[Data records]
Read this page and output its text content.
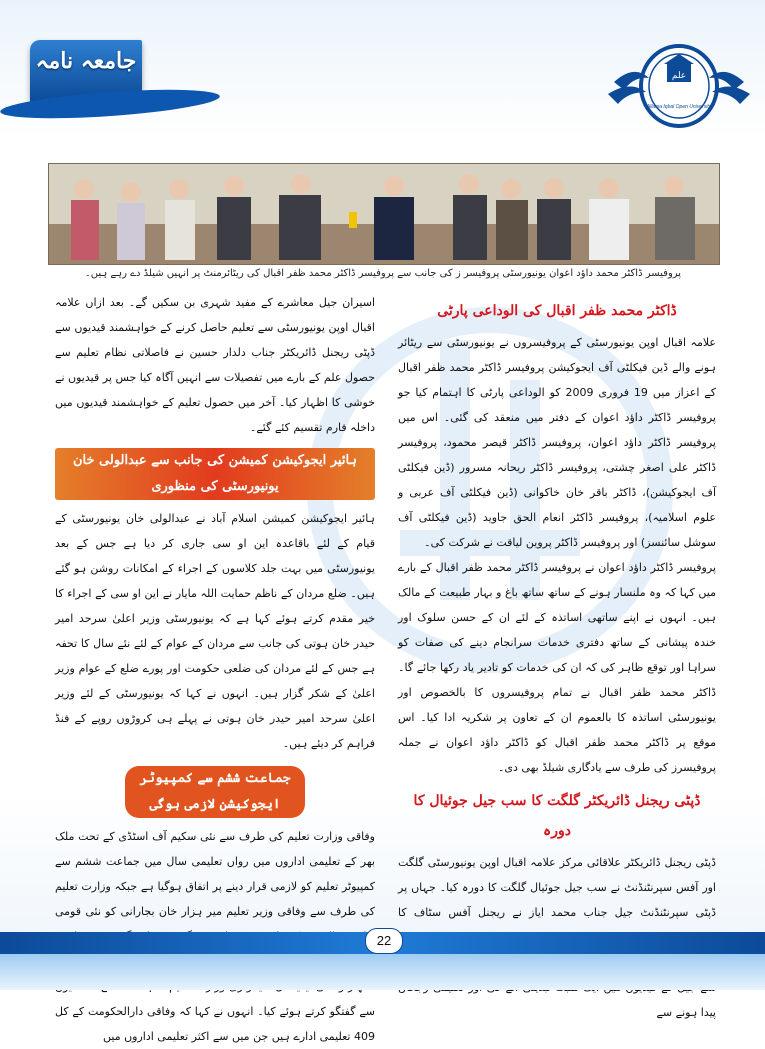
جامعہ نامہ
علم
Allama Iqbal Open University
پروفیسر ڈاکٹر محمد داؤد اعوان یونیورسٹی پروفیسر ز کی جانب سے پروفیسر ڈاکٹر محمد ظفر اقبال کی ریٹائرمنٹ پر انہیں شیلڈ دے رہے ہیں۔
ڈاکٹر محمد ظفر اقبال کی الوداعی پارٹی

علامہ اقبال اوپن یونیورسٹی کے پروفیسروں نے یونیورسٹی سے ریٹائر ہونے والے ڈین فیکلٹی آف ایجوکیشن پروفیسر ڈاکٹر محمد ظفر اقبال کے اعزاز میں 19 فروری 2009 کو الوداعی پارٹی کا اہتمام کیا جو پروفیسر ڈاکٹر داؤد اعوان کے دفتر میں منعقد کی گئی۔ اس میں پروفیسر ڈاکٹر داؤد اعوان، پروفیسر ڈاکٹر قیصر محمود، پروفیسر ڈاکٹر علی اصغر چشتی، پروفیسر ڈاکٹر ریحانہ مسرور (ڈین فیکلٹی آف ایجوکیشن)، ڈاکٹر باقر خان خاکوانی (ڈین فیکلٹی آف عربی و علوم اسلامیہ)، پروفیسر ڈاکٹر انعام الحق جاوید (ڈین فیکلٹی آف سوشل سائنسز) اور پروفیسر ڈاکٹر پروین لیاقت نے شرکت کی۔

پروفیسر ڈاکٹر داؤد اعوان نے پروفیسر ڈاکٹر محمد ظفر اقبال کے بارے میں کہا کہ وہ ملنسار ہونے کے ساتھ ساتھ باغ و بہار طبیعت کے مالک ہیں۔ انہوں نے اپنے ساتھی اساتذہ کے لئے ان کے حسن سلوک اور خندہ پیشانی کے ساتھ دفتری خدمات سرانجام دینے کی صفات کو سراہا اور توقع ظاہر کی کہ ان کی خدمات کو تادیر یاد رکھا جائے گا۔ ڈاکٹر محمد ظفر اقبال نے تمام پروفیسروں کا بالخصوص اور یونیورسٹی اساتذہ کا بالعموم ان کے تعاون پر شکریہ ادا کیا۔ اس موقع پر ڈاکٹر محمد ظفر اقبال کو ڈاکٹر داؤد اعوان نے جملہ پروفیسرز کی طرف سے یادگاری شیلڈ بھی دی۔

ڈپٹی ریجنل ڈائریکٹر گلگت کا سب جیل جوئیال کا دورہ

ڈپٹی ریجنل ڈائریکٹر علاقائی مرکز علامہ اقبال اوپن یونیورسٹی گلگت اور آفس سپرنٹنڈنٹ نے سب جیل جوئیال گلگت کا دورہ کیا۔ جہاں پر ڈپٹی سپرنٹنڈنٹ جیل جناب محمد ایاز نے ریجنل آفس سٹاف کا پیدا ہونے سے

اسیران جیل معاشرے کے مفید شہری بن سکیں گے۔ بعد ازاں علامہ اقبال اوپن یونیورسٹی سے تعلیم حاصل کرنے کے خواہشمند قیدیوں سے ڈپٹی ریجنل ڈائریکٹر جناب دلدار حسین نے فاصلاتی نظام تعلیم سے حصول علم کے بارے میں تفصیلات سے انہیں آگاہ کیا جس پر قیدیوں نے خوشی کا اظہار کیا۔ آخر میں حصول تعلیم کے خواہشمند قیدیوں میں داخلہ فارم تقسیم کئے گئے۔

ہائیر ایجوکیشن کمیشن کی جانب سے عبدالولی خان یونیورسٹی کی منظوری

ہائیر ایجوکیشن کمیشن اسلام آباد نے عبدالولی خان یونیورسٹی کے قیام کے لئے باقاعدہ این او سی جاری کر دیا ہے جس کے بعد یونیورسٹی میں بہت جلد کلاسوں کے اجراء کے امکانات روشن ہو گئے ہیں۔ ضلع مردان کے ناظم حمایت اللہ مایار نے این او سی کے اجراء کا خیر مقدم کرتے ہوئے کہا ہے کہ یونیورسٹی وزیر اعلیٰ سرحد امیر حیدر خان ہوتی کی جانب سے مردان کے عوام کے لئے نئے سال کا تحفہ ہے جس کے لئے مردان کی ضلعی حکومت اور پورے ضلع کے عوام وزیر اعلیٰ کے شکر گزار ہیں۔ انہوں نے کہا کہ یونیورسٹی کے لئے وزیر اعلیٰ سرحد امیر حیدر خان ہوتی نے پہلے ہی کروڑوں روپے کے فنڈ فراہم کر دیئے ہیں۔

جماعت ششم سے کمپیوٹر ایجوکیشن لازمی ہوگی

وفاقی وزارت تعلیم کی طرف سے نئی سکیم آف اسٹڈی کے تحت ملک بھر کے تعلیمی اداروں میں رواں تعلیمی سال میں جماعت ششم سے کمپیوٹر تعلیم کو لازمی قرار دینے پر اتفاق ہوگیا ہے جبکہ وزارت تعلیم کی طرف سے وفاقی وزیر تعلیم میر ہزار خان بجارانی کو نئی قومی سے گفتگو کرتے ہوئے کیا۔ انہوں نے کہا کہ وفاقی دارالحکومت کے کل 409 تعلیمی ادارے ہیں جن میں سے اکثر تعلیمی اداروں میں

22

▶ **Your goal**
Count every line in the preceding entries where the string "جوئیال" appears, then state only the total.

▶ **The answer**
2